## DATA TO PROCESS
════════════════════
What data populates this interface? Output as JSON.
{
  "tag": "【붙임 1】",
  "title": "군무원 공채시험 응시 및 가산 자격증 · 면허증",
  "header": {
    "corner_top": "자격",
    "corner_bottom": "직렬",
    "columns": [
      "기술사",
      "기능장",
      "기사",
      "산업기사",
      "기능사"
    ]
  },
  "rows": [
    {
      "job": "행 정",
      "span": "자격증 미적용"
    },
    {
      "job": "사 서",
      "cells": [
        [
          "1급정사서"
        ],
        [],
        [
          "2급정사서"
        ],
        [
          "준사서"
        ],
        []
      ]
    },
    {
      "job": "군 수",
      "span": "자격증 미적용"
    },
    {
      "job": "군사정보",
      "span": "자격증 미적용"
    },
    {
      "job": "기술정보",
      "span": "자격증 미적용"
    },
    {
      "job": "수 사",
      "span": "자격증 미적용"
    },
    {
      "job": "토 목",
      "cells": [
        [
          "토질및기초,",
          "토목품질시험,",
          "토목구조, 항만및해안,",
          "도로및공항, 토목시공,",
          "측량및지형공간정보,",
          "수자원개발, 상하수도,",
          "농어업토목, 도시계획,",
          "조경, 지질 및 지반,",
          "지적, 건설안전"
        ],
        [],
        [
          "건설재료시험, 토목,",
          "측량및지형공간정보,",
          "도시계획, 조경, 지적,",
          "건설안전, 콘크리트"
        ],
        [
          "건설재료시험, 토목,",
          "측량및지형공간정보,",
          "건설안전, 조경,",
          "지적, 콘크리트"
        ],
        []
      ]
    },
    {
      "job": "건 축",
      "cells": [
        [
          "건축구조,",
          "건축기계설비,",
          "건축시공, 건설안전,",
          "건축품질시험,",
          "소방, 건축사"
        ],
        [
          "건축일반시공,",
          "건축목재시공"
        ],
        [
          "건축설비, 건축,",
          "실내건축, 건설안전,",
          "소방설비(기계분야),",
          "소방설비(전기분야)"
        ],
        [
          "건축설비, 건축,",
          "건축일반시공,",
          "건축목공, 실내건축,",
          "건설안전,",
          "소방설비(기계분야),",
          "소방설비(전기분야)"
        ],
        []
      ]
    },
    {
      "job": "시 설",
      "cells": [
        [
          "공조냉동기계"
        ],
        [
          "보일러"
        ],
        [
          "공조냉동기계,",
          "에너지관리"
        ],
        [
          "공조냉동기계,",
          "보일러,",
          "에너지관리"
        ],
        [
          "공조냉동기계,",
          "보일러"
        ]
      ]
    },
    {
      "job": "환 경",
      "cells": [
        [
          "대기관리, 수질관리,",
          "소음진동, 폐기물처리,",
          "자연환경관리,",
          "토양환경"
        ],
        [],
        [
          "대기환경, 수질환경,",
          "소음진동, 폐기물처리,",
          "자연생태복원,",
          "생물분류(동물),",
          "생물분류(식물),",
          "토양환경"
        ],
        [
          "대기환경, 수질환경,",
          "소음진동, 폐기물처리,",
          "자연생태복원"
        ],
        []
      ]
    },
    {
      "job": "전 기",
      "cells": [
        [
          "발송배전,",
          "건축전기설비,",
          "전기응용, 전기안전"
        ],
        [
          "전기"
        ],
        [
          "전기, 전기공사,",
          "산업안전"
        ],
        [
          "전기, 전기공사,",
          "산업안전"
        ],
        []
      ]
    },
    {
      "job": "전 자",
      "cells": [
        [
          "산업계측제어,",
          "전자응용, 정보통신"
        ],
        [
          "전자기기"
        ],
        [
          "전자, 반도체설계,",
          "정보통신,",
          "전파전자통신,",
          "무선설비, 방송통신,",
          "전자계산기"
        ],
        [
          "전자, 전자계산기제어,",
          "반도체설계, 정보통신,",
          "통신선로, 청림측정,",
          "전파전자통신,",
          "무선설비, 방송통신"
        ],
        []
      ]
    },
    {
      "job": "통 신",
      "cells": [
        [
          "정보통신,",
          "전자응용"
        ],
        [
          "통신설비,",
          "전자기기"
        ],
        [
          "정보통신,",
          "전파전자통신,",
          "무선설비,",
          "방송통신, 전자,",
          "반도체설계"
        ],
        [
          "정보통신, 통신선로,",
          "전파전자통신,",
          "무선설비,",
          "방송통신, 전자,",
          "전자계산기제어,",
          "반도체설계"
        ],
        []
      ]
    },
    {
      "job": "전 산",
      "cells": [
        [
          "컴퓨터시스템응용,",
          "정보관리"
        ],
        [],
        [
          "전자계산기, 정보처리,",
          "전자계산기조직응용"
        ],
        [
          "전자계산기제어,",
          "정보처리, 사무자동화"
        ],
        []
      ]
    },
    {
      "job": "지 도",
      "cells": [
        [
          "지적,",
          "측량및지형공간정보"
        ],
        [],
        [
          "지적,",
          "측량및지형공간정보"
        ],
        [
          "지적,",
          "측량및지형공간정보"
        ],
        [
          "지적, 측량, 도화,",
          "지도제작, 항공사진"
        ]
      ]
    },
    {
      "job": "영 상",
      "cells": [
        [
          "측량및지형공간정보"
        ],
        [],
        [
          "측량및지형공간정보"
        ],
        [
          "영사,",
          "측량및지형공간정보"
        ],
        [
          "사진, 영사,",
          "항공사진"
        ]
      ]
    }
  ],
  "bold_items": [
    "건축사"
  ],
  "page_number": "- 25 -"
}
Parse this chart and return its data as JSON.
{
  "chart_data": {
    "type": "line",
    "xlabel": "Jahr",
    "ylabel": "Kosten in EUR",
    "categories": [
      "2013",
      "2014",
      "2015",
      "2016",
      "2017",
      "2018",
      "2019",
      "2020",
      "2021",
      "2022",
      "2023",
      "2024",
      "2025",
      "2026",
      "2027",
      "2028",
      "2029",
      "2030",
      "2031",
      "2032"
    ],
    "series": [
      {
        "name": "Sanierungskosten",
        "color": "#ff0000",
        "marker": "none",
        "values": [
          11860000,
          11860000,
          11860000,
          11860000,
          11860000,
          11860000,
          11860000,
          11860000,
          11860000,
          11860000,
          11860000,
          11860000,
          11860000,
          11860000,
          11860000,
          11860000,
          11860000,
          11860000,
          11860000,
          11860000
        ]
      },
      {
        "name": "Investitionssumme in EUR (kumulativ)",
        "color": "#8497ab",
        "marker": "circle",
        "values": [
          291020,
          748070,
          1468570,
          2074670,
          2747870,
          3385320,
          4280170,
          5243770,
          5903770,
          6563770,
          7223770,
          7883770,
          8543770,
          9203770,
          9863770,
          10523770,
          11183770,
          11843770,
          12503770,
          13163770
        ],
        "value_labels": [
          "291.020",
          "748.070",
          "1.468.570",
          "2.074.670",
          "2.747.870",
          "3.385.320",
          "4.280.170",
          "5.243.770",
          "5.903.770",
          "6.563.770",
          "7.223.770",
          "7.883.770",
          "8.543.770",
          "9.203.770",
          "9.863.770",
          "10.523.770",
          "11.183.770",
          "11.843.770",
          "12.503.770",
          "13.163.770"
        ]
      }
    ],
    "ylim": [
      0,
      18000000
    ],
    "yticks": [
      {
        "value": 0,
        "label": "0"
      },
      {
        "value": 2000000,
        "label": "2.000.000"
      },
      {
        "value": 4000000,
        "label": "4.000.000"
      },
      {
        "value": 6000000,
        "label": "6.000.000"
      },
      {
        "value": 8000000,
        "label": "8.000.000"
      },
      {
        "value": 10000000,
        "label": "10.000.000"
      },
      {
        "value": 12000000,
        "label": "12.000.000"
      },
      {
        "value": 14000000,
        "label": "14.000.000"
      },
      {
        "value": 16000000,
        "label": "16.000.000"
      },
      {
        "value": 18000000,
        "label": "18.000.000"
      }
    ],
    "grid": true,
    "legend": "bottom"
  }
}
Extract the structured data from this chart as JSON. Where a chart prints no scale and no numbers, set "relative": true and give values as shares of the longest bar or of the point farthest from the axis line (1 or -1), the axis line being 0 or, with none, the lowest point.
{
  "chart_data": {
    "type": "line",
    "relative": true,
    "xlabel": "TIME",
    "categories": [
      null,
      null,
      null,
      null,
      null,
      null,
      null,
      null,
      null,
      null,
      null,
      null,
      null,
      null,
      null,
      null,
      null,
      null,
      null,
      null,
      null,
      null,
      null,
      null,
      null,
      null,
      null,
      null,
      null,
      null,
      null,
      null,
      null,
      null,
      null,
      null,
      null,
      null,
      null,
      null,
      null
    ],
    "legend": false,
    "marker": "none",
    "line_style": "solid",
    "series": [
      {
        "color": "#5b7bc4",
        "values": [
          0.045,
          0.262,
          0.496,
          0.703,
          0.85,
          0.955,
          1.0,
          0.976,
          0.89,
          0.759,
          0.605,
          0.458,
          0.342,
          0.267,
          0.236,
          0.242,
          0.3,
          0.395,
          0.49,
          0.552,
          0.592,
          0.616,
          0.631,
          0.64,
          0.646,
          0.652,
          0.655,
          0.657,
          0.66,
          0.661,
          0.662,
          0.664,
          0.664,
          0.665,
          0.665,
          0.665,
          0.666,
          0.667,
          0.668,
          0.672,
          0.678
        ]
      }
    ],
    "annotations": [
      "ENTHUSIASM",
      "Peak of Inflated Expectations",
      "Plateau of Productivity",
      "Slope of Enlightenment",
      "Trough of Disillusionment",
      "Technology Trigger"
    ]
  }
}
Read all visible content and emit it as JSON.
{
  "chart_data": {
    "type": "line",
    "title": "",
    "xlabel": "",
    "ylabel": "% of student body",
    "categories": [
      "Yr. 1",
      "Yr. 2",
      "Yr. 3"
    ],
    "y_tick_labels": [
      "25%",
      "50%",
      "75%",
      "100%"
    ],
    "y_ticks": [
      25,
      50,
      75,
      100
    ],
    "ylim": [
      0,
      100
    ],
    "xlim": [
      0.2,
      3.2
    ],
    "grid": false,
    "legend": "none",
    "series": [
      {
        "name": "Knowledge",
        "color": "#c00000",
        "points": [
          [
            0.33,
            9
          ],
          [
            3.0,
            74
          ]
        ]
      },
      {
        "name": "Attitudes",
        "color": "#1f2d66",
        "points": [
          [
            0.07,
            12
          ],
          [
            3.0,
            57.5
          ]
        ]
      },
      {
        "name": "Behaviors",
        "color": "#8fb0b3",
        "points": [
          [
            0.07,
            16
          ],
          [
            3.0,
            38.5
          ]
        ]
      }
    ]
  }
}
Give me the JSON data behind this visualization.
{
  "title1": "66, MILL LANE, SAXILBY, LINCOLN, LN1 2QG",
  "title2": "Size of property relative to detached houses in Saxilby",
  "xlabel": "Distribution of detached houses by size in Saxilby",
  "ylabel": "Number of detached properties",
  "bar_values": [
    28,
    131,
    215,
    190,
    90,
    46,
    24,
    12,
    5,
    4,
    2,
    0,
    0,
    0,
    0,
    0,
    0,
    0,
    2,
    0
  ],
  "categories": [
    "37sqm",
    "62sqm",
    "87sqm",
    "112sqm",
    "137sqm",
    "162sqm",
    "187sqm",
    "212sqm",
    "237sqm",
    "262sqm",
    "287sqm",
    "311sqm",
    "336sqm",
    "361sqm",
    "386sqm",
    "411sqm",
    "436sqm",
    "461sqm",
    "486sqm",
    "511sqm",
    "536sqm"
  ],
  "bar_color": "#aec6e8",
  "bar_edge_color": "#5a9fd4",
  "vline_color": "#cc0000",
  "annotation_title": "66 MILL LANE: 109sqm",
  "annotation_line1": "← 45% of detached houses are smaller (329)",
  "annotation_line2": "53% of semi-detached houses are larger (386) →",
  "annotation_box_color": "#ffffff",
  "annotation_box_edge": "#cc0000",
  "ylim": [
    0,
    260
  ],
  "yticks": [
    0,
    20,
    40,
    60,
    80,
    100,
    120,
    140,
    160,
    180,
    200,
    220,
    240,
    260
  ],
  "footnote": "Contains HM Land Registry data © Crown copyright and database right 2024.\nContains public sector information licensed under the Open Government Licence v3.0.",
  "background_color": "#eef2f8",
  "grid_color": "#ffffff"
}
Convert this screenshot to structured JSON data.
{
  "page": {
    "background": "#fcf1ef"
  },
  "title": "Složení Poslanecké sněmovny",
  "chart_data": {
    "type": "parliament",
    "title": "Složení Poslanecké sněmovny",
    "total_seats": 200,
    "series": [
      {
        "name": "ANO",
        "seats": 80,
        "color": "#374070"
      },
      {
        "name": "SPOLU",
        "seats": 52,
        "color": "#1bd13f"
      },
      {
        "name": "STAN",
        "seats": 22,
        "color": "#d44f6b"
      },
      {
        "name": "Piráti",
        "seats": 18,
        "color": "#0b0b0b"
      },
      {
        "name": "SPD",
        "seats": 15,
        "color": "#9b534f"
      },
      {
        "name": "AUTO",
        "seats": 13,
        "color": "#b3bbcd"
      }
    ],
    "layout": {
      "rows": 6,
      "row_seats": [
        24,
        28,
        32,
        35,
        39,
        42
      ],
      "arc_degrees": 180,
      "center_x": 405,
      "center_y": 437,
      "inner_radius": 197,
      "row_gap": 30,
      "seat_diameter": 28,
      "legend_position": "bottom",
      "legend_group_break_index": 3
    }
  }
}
════════════════════
## WHAT IS ASKED
Pick out each line that holds the string "xlabel".

## SOLUTION TO THIS PROBLEM
    "xlabel": "Jahr",
    "xlabel": "TIME",
    "xlabel": "",
  "xlabel": "Distribution of detached houses by size in Saxilby",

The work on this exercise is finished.